··· EXCERPT TO READ
This was the episode where the end credits rolled and I realised I'd reached the sort of "how do I wait 167 hours to find out what happens next?" state of engagement with the plot that I recall having about half-way into the second season of Babylon 5.

I was a bit surprised that the Terran Empire executes thought criminals by mere beaming into space, given that limited examples of vacuum accidents suggest that this would be far from the worst death imaginable. Of course, it's setting up that Tyler/Voq is going to be executed in a way that he can be retrieved from.

We've now seem more of MU Detmer in one episode than we have of Original Detmer in the last 8 episodes or so. One of the reservations I do have about the series is the almost complete lack of any focus on the rest of the bridge crew of the Discovery, despite them being series regulars. I'd hate to think that the MU versions are getting more screen time because they are somehow more interesting; everyone on the Discovery's bridge does or ought to have an intriguing back-story. (How is Detmer coping with what were plainly life-changing injuries? Is Airiam - the blue-skinned officer - human, alien, cyborg or some combination? When do we get to see Owosekun doing awesome stuff instead of just sitting at her console looking awesome?)

I wondered how MU Saru managed such excellent timing, but of course MU Kelpians presumably have the same danger-sense as in the original universe.

As someone who grew up watching 70s BBC shows like Pertwee/Baker era Doctor Who and Blakes' 7 I was very amused to see the away team beam down to what looked just like the infamous BBC Quarry.
posted by Major Clanger at 3:57 PM on January 15, 2018 [13 favorites]


Speaking of Mirror!Spock: how does he even exist in this version of the MU, in which all non-humans are treated as beneath contempt?

This is a STOP THINKING ABOUT IT thing. Our universe diverged from theirs hundreds of years ago; nobody* in our universe has a direct counterpart in theirs. But a show where they're just obvious strangers who can't impersonate anyone would (a) be real dull because the Empire would just kill them on sight and (b) not respect the TOS and DS9 episodes, even though that part of them is silly.
······
ACTIONS TO TAKE:
a) Set down the passage of the Discovery discussion exactly, everything from "This is a STOP" down to "them is silly.".
b) Say whether each statement agrees with the Discovery discussion, answering yes or no and quoting the deciding words: (i) The writer was surprised that the Terran Empire executes thought criminals by beaming them into space. (ii) The writer grew up watching BBC shows from the 1980s. (iii) Airiam is described as the green-skinned officer.
c) Answer these questions from the Discovery discussion:
(i) How many hours does the writer say they must wait to find out what happens next?
(ii) Which season of Babylon 5 is mentioned?
(iii) What did the place where the away team beamed down look like?
··· ENTRIES PROVIDED
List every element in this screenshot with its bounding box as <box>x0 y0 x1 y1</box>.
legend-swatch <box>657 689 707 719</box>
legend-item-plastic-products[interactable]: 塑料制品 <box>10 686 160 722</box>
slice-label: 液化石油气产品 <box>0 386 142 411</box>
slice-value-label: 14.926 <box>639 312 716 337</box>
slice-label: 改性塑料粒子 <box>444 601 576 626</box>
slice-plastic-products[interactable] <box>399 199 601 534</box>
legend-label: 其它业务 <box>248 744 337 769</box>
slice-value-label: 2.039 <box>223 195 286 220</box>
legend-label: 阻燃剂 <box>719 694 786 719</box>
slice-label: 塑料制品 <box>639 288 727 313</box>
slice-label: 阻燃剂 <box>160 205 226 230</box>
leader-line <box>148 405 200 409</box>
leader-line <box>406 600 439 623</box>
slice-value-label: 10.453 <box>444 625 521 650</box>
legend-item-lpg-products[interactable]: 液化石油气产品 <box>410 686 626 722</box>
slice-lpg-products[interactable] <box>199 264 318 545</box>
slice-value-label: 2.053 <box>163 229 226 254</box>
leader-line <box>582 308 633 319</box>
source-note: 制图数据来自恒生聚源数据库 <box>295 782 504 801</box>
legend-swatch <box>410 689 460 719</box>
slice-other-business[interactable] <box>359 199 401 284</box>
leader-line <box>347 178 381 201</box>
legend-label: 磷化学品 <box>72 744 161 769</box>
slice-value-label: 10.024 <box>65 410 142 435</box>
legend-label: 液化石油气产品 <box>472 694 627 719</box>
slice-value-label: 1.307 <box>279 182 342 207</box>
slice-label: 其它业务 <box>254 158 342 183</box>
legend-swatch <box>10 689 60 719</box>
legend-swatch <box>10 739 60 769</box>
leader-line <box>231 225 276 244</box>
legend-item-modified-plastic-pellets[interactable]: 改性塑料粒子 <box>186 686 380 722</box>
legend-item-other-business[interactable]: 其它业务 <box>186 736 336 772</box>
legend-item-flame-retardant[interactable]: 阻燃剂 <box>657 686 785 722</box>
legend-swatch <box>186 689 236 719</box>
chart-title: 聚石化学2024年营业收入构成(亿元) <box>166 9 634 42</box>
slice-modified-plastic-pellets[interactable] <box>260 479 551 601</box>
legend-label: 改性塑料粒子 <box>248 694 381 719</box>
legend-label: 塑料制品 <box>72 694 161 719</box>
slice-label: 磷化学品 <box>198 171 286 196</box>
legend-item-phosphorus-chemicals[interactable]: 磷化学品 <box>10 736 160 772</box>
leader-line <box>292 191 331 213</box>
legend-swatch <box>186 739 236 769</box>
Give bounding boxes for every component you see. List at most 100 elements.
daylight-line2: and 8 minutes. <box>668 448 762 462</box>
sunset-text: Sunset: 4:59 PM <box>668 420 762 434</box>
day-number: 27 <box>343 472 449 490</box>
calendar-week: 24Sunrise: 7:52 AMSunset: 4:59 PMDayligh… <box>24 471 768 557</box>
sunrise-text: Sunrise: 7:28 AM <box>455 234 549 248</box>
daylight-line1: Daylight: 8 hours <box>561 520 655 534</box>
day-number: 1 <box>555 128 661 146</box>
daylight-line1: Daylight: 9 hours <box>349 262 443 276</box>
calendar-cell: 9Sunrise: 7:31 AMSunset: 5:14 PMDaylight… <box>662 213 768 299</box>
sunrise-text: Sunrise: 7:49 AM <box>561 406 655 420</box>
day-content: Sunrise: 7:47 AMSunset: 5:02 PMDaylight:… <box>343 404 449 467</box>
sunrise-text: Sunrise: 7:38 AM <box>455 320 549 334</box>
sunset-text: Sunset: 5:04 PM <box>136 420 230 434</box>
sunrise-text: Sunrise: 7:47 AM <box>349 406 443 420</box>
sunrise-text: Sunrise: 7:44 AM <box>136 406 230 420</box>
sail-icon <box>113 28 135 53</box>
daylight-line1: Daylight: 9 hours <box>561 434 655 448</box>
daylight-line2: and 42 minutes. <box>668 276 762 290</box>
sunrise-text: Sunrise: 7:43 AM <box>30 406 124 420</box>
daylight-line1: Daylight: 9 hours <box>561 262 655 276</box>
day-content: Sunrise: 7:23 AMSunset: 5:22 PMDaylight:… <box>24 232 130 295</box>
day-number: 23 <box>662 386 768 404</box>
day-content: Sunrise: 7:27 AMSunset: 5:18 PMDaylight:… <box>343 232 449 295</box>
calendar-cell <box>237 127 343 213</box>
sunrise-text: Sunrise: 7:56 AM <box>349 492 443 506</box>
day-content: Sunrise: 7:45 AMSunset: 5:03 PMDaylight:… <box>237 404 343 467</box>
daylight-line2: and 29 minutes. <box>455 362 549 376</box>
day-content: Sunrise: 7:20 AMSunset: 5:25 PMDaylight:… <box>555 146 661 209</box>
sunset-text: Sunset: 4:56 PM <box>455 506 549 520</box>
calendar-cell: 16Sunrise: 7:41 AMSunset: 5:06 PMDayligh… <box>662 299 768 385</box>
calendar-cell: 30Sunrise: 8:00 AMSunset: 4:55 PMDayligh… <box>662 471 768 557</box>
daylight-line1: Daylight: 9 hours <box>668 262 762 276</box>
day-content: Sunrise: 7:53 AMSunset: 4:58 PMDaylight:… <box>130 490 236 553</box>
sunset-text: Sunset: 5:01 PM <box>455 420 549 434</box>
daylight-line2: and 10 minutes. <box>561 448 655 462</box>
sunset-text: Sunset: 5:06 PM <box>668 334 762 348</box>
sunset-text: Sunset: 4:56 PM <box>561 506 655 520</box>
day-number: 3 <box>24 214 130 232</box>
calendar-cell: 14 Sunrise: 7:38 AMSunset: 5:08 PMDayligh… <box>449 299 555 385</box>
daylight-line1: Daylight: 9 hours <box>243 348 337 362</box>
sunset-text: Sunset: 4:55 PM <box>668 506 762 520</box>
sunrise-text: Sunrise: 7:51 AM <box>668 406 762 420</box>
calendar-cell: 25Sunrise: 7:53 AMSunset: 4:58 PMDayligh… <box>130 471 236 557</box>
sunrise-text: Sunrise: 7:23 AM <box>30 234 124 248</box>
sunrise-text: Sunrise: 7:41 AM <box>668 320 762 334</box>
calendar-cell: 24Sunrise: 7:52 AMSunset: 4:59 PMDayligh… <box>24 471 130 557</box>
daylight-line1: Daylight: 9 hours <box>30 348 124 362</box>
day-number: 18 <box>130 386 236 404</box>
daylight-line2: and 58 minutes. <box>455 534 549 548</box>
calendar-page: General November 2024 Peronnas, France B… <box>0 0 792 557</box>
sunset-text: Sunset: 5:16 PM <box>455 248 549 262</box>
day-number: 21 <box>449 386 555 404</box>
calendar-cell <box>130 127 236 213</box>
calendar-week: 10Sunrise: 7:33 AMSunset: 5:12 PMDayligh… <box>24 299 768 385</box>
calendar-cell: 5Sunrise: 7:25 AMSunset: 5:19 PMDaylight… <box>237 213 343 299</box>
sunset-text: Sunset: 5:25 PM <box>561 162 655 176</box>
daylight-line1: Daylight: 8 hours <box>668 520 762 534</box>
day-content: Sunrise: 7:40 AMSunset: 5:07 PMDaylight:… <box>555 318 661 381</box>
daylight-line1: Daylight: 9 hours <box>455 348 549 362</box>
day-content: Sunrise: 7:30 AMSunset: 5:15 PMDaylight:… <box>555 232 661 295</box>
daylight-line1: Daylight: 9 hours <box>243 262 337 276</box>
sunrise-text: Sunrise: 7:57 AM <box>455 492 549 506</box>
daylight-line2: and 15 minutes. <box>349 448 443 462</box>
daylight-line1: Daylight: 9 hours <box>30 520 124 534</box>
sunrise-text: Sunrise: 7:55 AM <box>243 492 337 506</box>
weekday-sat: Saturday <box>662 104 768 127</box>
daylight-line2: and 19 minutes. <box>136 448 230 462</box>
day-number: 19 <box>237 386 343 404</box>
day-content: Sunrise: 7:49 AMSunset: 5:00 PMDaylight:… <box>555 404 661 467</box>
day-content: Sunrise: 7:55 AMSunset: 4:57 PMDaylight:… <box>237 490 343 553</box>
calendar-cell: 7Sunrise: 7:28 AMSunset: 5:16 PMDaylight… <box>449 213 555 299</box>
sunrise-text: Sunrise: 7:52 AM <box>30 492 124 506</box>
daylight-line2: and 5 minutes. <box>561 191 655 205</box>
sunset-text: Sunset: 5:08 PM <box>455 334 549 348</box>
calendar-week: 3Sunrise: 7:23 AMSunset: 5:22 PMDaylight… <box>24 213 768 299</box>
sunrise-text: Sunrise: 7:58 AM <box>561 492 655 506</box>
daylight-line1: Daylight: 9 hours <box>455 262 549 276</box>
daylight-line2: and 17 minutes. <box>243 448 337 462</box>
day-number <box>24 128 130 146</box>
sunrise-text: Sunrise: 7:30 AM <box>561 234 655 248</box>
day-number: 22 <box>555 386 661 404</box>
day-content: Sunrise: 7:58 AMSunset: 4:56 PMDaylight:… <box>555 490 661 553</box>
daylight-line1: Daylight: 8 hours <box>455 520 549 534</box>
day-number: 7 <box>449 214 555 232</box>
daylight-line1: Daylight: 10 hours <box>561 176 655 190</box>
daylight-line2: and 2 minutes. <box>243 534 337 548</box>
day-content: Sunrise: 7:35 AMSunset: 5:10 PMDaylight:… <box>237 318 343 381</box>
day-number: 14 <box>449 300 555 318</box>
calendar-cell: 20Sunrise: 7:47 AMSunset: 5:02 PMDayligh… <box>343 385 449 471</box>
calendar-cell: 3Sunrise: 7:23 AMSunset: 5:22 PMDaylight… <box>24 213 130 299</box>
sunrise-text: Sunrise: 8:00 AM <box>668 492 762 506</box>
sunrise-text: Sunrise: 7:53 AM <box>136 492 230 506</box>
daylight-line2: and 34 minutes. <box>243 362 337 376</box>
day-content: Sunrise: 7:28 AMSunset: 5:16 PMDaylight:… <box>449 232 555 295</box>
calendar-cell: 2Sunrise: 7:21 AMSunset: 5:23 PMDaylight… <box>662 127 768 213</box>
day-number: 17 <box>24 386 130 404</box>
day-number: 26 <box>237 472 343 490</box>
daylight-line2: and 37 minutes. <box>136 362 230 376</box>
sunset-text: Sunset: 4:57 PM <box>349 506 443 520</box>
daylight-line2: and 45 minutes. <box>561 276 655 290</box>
······
ANSWERS FOR THE TASKS:
a)
This is a STOP THINKING ABOUT IT thing. Our universe diverged from theirs hundreds of years ago; nobody* in our universe has a direct counterpart in theirs. But a show where they're just obvious strangers who can't impersonate anyone would (a) be real dull because the Empire would just kill them on sight and (b) not respect the TOS and DS9 episodes, even though that part of them is silly.

b)
(i) Yes: "I was a bit surprised that the Terran Empire executes thought criminals by mere beaming into space"
(ii) No: "As someone who grew up watching 70s BBC shows like Pertwee/Baker era Doctor Who and Blakes' 7"
(iii) No: "Airiam - the blue-skinned officer"

c)
(i) 167 hours
(ii) The second season
(iii) The infamous BBC Quarry